Dataset items
= = = = = = =
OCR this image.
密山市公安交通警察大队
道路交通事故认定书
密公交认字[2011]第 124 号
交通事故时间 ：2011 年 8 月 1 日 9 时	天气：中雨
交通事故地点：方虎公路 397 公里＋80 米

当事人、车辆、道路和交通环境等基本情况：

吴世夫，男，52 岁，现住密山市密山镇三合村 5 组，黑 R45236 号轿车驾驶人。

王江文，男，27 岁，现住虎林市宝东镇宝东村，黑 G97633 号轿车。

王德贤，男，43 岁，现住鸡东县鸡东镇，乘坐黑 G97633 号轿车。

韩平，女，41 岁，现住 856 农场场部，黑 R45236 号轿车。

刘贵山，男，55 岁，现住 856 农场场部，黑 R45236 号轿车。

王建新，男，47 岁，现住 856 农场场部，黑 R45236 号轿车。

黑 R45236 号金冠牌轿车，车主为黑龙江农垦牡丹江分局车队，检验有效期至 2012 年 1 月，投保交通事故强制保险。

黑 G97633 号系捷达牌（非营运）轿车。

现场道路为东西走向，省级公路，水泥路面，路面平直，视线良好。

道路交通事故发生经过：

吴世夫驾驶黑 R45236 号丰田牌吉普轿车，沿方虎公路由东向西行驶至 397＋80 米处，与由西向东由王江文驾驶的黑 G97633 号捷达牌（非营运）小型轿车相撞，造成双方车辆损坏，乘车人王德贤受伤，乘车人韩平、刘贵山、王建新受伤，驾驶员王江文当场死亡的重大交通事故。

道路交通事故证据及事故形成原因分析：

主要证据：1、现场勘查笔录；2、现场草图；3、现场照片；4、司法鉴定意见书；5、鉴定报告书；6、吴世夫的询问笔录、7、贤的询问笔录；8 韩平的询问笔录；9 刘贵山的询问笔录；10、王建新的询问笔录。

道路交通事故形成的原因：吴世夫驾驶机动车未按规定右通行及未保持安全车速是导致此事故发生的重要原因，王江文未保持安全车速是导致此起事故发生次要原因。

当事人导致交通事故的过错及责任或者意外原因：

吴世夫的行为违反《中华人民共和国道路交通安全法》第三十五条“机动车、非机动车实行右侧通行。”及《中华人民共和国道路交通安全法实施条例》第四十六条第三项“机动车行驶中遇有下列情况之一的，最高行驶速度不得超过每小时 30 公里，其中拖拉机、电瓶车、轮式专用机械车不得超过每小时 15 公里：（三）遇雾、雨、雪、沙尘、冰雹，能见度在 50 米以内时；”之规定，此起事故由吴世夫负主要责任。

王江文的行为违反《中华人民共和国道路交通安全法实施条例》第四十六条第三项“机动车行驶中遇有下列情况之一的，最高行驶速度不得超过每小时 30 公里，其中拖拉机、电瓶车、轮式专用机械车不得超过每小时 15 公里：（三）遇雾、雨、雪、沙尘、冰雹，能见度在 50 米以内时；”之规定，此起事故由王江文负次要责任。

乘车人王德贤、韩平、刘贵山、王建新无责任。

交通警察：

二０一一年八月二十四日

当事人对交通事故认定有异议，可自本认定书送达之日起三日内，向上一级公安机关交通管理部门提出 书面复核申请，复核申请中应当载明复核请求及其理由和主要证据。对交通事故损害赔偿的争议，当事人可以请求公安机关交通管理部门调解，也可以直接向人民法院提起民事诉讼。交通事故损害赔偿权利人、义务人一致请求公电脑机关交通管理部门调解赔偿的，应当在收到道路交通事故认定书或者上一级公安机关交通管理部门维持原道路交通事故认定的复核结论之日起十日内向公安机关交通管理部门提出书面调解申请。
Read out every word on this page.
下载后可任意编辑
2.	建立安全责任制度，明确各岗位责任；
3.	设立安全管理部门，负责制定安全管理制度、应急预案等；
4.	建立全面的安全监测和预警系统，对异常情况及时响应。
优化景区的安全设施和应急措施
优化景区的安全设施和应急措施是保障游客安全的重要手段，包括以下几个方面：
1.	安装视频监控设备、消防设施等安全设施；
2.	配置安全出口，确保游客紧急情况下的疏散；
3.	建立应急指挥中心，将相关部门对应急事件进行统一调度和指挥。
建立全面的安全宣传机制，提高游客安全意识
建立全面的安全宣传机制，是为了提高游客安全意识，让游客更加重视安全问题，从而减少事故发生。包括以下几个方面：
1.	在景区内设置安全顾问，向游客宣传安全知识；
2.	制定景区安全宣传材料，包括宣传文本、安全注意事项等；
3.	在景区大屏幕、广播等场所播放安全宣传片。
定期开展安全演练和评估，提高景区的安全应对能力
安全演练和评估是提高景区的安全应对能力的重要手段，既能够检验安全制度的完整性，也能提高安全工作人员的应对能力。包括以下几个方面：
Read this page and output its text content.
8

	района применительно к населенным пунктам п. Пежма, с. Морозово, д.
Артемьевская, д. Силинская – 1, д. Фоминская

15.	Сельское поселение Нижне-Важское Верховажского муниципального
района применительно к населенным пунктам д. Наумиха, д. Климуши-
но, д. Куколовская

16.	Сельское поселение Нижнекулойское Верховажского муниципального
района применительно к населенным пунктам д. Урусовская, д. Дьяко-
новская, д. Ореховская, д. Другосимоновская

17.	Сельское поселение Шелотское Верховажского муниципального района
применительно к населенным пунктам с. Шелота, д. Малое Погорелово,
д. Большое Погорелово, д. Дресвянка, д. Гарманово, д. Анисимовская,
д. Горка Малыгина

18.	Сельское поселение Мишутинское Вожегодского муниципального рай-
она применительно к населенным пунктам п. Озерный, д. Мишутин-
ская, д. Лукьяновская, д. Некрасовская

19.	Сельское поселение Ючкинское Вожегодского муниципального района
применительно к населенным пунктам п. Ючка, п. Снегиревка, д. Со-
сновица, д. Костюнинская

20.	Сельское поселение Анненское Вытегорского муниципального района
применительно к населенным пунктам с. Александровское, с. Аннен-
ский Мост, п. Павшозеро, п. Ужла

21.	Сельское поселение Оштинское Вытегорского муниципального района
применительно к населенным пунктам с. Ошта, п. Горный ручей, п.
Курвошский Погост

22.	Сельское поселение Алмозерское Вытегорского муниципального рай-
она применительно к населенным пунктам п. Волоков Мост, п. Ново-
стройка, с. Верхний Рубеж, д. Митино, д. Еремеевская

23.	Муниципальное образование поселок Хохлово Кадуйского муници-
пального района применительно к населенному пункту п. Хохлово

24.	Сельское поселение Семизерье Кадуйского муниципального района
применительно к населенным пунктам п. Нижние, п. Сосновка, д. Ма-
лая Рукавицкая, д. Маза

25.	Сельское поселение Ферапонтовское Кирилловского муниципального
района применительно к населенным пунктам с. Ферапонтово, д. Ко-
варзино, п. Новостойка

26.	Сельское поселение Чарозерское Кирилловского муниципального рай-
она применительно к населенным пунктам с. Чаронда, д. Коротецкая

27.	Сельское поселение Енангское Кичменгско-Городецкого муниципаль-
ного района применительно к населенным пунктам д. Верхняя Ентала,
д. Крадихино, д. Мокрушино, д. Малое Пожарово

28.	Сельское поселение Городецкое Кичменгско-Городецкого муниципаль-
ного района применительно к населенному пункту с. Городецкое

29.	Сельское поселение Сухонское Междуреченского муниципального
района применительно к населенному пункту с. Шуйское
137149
= = = = = = =
WHAT YOU NEED TO DO:
Pick out the lines above that hold the string "Кадуйского" and show them.

RESULT FOR THIS EXERCISE:
23.	Муниципальное образование поселок Хохлово Кадуйского муници-
24.	Сельское поселение Семизерье Кадуйского муниципального района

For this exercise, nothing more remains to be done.